═══ Material to process

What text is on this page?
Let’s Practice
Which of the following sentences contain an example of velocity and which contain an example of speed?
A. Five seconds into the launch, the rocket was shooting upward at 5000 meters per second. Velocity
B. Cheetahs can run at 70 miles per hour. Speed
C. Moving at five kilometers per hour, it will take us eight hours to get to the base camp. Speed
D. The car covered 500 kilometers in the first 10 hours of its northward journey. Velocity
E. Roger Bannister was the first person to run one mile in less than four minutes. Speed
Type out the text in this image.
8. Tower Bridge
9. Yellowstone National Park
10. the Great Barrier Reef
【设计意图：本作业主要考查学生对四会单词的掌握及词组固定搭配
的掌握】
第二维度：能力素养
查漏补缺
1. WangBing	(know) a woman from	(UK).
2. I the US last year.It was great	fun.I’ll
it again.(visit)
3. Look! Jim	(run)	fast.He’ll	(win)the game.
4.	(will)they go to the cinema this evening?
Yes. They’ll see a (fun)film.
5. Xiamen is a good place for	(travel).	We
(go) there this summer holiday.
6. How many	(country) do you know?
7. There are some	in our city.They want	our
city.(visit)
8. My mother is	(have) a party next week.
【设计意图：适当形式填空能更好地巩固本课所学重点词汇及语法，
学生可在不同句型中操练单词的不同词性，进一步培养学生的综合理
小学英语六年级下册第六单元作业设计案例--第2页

══════

▶ Task statement: Give only a number: how many lines of the data hold the string "text"?

▶ Final result: 2